### STATED EXERCISE
Say how many lines of these entries include the word "name", and answer with the number alone.

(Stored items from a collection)
-=-=-=-=-

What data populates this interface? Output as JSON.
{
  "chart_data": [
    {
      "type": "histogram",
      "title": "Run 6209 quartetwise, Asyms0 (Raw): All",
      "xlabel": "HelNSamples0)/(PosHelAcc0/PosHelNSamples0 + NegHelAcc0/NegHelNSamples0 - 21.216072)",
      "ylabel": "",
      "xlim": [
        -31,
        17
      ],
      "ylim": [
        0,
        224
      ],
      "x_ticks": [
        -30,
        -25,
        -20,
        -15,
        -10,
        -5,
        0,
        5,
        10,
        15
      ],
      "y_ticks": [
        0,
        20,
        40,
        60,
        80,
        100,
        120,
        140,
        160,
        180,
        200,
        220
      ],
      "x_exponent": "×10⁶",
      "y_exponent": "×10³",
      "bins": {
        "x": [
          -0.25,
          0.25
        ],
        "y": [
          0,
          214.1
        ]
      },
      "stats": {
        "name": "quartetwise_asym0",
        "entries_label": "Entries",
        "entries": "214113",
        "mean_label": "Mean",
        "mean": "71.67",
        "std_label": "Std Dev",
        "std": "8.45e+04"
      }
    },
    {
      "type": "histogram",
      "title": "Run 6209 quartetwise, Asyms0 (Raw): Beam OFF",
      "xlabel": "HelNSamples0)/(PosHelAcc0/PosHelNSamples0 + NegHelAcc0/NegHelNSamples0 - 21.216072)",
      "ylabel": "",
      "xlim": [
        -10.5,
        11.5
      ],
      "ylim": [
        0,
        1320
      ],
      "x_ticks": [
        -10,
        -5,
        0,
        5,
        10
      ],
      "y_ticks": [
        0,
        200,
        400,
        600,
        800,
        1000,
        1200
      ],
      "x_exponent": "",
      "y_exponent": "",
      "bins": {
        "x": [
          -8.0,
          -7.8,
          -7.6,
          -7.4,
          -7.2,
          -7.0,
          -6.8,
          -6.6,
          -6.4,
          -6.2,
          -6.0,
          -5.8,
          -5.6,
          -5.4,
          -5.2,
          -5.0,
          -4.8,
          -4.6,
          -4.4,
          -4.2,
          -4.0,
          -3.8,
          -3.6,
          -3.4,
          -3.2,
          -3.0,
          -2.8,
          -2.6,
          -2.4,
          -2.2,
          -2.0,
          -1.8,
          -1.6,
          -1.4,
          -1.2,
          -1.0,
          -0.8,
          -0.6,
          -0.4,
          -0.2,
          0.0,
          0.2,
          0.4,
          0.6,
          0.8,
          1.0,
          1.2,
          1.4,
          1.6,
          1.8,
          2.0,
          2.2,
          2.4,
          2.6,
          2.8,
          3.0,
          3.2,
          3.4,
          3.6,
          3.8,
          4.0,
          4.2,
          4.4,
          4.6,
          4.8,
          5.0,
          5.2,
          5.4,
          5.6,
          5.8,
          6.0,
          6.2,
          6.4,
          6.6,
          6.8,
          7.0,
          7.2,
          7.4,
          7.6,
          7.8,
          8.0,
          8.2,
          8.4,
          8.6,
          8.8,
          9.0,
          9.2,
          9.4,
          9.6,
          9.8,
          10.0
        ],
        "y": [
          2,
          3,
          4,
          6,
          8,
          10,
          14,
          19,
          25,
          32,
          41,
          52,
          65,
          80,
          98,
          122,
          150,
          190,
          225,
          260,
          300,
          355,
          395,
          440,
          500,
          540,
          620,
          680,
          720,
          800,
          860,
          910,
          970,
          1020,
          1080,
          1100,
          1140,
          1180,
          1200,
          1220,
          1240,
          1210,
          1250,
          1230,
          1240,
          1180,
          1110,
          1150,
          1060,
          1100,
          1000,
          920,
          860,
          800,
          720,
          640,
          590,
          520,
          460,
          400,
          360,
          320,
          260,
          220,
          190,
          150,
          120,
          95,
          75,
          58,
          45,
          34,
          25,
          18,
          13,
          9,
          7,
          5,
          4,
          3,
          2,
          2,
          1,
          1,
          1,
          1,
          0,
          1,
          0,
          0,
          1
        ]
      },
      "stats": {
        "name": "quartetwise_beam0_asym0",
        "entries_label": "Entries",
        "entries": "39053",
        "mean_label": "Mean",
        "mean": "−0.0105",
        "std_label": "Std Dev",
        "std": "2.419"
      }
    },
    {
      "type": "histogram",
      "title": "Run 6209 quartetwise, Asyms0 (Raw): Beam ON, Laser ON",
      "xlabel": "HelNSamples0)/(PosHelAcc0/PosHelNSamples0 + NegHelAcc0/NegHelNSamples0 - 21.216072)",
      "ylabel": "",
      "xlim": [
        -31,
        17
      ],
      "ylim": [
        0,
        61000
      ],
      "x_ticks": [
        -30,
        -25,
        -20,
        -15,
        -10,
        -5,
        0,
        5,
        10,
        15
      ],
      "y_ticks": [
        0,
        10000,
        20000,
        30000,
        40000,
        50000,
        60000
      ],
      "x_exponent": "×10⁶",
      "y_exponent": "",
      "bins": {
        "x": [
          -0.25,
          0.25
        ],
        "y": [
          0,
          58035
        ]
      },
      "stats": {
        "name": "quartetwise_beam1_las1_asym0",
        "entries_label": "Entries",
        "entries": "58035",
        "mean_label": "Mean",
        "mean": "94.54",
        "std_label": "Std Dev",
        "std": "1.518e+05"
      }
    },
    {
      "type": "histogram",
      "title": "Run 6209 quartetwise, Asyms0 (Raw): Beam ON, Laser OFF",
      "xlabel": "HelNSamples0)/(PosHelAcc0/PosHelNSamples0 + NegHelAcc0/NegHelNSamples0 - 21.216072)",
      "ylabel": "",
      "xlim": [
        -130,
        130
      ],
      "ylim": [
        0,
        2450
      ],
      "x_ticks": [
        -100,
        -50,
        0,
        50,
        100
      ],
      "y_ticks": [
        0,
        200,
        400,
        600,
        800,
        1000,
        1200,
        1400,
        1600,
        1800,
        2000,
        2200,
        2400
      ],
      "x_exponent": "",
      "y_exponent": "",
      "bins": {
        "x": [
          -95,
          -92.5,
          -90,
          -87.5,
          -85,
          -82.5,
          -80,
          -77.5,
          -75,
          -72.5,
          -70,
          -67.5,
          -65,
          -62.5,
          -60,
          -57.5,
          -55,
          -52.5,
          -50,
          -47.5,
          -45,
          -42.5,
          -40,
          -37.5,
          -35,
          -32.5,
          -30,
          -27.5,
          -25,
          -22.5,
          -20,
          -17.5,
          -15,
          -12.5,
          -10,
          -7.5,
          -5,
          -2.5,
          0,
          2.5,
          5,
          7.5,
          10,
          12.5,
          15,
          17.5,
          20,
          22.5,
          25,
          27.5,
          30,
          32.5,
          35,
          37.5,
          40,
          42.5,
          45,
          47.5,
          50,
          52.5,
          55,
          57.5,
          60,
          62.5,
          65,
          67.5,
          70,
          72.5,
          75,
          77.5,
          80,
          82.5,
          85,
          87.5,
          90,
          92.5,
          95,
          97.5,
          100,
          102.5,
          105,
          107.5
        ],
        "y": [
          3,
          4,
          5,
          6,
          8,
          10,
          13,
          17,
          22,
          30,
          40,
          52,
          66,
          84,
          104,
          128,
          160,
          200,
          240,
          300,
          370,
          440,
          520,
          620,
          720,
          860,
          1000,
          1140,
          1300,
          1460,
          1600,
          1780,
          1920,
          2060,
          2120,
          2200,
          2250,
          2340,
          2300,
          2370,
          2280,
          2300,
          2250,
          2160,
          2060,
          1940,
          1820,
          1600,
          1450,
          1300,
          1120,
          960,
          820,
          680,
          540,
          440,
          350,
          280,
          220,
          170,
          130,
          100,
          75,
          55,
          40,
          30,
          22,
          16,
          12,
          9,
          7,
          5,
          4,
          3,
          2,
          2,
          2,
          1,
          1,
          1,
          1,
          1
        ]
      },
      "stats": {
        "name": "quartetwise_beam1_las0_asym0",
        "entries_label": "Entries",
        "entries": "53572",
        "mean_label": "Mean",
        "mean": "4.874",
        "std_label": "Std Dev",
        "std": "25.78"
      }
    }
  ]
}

-=-=-=-=-

### WRITTEN SOLUTION
4